What to work on: Write out all records as given; omit images.

----- Supplied records

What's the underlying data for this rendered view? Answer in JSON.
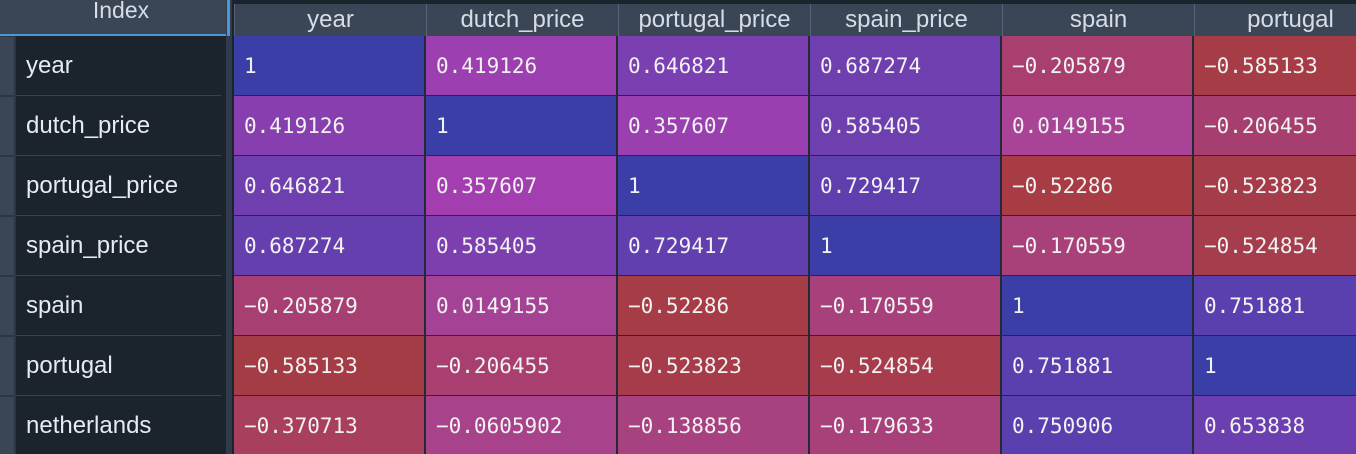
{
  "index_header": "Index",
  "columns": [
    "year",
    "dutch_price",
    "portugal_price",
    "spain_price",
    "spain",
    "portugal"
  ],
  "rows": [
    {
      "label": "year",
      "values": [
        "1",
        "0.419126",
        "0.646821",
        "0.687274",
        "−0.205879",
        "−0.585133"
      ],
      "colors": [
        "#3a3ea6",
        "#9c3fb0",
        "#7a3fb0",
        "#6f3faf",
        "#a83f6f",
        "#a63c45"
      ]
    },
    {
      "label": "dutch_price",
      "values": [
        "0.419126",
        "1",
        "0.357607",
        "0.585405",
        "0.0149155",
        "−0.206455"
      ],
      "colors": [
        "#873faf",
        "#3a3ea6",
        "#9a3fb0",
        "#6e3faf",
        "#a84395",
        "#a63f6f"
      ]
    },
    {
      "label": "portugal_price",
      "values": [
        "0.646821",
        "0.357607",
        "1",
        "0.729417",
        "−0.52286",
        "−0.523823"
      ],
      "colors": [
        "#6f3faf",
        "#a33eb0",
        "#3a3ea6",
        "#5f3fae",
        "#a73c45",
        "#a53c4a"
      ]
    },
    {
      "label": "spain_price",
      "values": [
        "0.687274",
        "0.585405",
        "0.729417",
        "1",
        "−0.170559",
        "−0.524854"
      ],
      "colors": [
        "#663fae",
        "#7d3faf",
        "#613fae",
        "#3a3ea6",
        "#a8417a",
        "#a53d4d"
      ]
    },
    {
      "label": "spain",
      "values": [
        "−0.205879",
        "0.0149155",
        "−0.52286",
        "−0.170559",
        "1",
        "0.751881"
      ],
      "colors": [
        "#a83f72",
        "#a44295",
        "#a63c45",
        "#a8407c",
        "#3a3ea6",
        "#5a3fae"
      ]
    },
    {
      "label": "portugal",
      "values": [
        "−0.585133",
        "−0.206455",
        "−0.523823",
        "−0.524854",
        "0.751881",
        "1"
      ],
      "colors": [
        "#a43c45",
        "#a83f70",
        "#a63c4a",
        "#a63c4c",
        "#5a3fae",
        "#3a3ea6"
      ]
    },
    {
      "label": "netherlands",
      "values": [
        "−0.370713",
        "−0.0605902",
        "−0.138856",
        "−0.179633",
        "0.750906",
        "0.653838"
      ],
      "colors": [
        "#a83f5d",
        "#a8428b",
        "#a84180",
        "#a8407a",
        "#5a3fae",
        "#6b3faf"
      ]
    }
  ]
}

----------

The completed task:
What's the underlying data for this rendered view? Answer in JSON.
{
  "index_header": "Index",
  "columns": [
    "year",
    "dutch_price",
    "portugal_price",
    "spain_price",
    "spain",
    "portugal"
  ],
  "rows": [
    {
      "label": "year",
      "values": [
        "1",
        "0.419126",
        "0.646821",
        "0.687274",
        "−0.205879",
        "−0.585133"
      ],
      "colors": [
        "#3a3ea6",
        "#9c3fb0",
        "#7a3fb0",
        "#6f3faf",
        "#a83f6f",
        "#a63c45"
      ]
    },
    {
      "label": "dutch_price",
      "values": [
        "0.419126",
        "1",
        "0.357607",
        "0.585405",
        "0.0149155",
        "−0.206455"
      ],
      "colors": [
        "#873faf",
        "#3a3ea6",
        "#9a3fb0",
        "#6e3faf",
        "#a84395",
        "#a63f6f"
      ]
    },
    {
      "label": "portugal_price",
      "values": [
        "0.646821",
        "0.357607",
        "1",
        "0.729417",
        "−0.52286",
        "−0.523823"
      ],
      "colors": [
        "#6f3faf",
        "#a33eb0",
        "#3a3ea6",
        "#5f3fae",
        "#a73c45",
        "#a53c4a"
      ]
    },
    {
      "label": "spain_price",
      "values": [
        "0.687274",
        "0.585405",
        "0.729417",
        "1",
        "−0.170559",
        "−0.524854"
      ],
      "colors": [
        "#663fae",
        "#7d3faf",
        "#613fae",
        "#3a3ea6",
        "#a8417a",
        "#a53d4d"
      ]
    },
    {
      "label": "spain",
      "values": [
        "−0.205879",
        "0.0149155",
        "−0.52286",
        "−0.170559",
        "1",
        "0.751881"
      ],
      "colors": [
        "#a83f72",
        "#a44295",
        "#a63c45",
        "#a8407c",
        "#3a3ea6",
        "#5a3fae"
      ]
    },
    {
      "label": "portugal",
      "values": [
        "−0.585133",
        "−0.206455",
        "−0.523823",
        "−0.524854",
        "0.751881",
        "1"
      ],
      "colors": [
        "#a43c45",
        "#a83f70",
        "#a63c4a",
        "#a63c4c",
        "#5a3fae",
        "#3a3ea6"
      ]
    },
    {
      "label": "netherlands",
      "values": [
        "−0.370713",
        "−0.0605902",
        "−0.138856",
        "−0.179633",
        "0.750906",
        "0.653838"
      ],
      "colors": [
        "#a83f5d",
        "#a8428b",
        "#a84180",
        "#a8407a",
        "#5a3fae",
        "#6b3faf"
      ]
    }
  ]
}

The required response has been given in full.